[Material for this exercise — start]

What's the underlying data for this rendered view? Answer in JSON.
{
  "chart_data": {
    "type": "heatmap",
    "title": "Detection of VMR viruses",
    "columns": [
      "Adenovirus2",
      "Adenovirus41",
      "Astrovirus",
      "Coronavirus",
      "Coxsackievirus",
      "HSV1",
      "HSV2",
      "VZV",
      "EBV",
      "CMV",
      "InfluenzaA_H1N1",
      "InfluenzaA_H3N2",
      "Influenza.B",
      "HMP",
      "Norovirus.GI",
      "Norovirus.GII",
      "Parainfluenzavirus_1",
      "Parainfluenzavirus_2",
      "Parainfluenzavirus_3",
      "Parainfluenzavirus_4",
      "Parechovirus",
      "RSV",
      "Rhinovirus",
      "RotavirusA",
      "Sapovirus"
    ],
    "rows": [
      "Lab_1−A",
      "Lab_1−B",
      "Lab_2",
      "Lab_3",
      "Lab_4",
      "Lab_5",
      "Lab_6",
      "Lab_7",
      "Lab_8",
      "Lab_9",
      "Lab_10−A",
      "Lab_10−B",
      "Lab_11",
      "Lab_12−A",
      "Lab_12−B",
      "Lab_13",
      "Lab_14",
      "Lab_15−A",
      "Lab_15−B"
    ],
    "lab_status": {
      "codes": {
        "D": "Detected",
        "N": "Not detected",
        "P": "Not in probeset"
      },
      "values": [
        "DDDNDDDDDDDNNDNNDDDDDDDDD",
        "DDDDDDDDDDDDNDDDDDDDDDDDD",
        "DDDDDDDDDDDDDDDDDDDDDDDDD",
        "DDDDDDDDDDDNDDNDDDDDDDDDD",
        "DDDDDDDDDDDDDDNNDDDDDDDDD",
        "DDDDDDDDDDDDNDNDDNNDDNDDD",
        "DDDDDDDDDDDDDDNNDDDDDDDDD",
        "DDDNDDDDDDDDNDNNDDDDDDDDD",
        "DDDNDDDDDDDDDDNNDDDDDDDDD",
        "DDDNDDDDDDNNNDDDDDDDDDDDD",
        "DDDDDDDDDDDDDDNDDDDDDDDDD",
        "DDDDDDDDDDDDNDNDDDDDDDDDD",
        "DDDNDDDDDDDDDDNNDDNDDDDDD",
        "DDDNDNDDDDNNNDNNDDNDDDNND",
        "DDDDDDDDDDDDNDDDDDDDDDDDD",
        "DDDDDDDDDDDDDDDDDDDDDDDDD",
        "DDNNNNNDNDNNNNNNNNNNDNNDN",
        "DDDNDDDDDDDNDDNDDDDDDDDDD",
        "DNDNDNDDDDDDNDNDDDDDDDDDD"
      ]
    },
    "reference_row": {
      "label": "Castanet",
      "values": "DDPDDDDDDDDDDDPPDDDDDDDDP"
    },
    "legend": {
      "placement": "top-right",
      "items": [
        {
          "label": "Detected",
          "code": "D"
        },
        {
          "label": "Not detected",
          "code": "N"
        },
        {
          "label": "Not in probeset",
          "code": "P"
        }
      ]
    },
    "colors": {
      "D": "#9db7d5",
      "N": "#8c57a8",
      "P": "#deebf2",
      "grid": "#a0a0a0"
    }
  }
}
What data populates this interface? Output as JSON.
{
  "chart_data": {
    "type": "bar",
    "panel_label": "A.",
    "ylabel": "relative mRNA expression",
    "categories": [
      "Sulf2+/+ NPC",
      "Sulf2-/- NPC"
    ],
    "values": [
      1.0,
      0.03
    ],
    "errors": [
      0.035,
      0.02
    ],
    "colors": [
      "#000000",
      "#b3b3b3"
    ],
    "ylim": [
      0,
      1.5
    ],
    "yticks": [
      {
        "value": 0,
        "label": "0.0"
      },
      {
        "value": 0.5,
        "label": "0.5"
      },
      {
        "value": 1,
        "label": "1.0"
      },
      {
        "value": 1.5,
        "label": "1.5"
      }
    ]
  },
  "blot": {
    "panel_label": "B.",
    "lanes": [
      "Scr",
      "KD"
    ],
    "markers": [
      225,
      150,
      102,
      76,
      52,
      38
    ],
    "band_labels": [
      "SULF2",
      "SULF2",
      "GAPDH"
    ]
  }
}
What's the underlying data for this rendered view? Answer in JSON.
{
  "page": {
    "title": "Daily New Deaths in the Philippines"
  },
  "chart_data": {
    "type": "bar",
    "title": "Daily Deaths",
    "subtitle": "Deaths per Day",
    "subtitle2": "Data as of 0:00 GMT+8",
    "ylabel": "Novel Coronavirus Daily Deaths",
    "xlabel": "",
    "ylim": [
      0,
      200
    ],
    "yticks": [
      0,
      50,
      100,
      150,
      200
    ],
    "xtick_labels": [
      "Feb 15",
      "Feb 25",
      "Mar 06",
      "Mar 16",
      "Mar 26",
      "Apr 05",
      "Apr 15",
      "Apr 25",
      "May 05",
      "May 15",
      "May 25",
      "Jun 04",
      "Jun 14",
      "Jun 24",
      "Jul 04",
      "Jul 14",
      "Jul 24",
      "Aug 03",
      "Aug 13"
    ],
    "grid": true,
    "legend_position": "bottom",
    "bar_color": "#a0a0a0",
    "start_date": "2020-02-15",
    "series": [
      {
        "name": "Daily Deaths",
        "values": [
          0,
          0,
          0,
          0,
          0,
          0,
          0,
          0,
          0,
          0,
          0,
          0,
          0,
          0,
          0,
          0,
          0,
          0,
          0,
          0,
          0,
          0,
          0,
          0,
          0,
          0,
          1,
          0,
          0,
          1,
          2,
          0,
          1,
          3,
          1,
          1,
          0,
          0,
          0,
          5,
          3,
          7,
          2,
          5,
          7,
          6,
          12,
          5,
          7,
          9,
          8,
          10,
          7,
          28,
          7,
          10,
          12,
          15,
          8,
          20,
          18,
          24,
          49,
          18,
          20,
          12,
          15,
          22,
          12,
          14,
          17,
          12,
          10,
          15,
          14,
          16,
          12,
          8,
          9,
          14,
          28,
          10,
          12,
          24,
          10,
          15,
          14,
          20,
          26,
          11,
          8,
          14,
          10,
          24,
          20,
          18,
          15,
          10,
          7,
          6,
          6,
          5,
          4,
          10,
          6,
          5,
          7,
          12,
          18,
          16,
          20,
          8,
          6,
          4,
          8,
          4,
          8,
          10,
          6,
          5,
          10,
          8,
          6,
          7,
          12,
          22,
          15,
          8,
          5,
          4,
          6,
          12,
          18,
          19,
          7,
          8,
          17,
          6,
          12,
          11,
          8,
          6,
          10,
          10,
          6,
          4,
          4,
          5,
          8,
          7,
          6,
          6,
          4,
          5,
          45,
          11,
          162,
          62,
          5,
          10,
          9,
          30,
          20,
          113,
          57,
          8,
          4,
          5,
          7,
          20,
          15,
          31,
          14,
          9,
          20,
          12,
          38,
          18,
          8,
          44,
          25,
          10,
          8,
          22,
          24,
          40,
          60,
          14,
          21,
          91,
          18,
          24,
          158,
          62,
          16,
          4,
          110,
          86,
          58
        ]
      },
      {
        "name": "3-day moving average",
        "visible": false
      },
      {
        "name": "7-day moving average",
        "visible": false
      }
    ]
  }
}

[Material for this exercise — finish]

_Brief_
Count the lines in the records above that hold the word "ylabel", and give only that number.

_Answer box_
2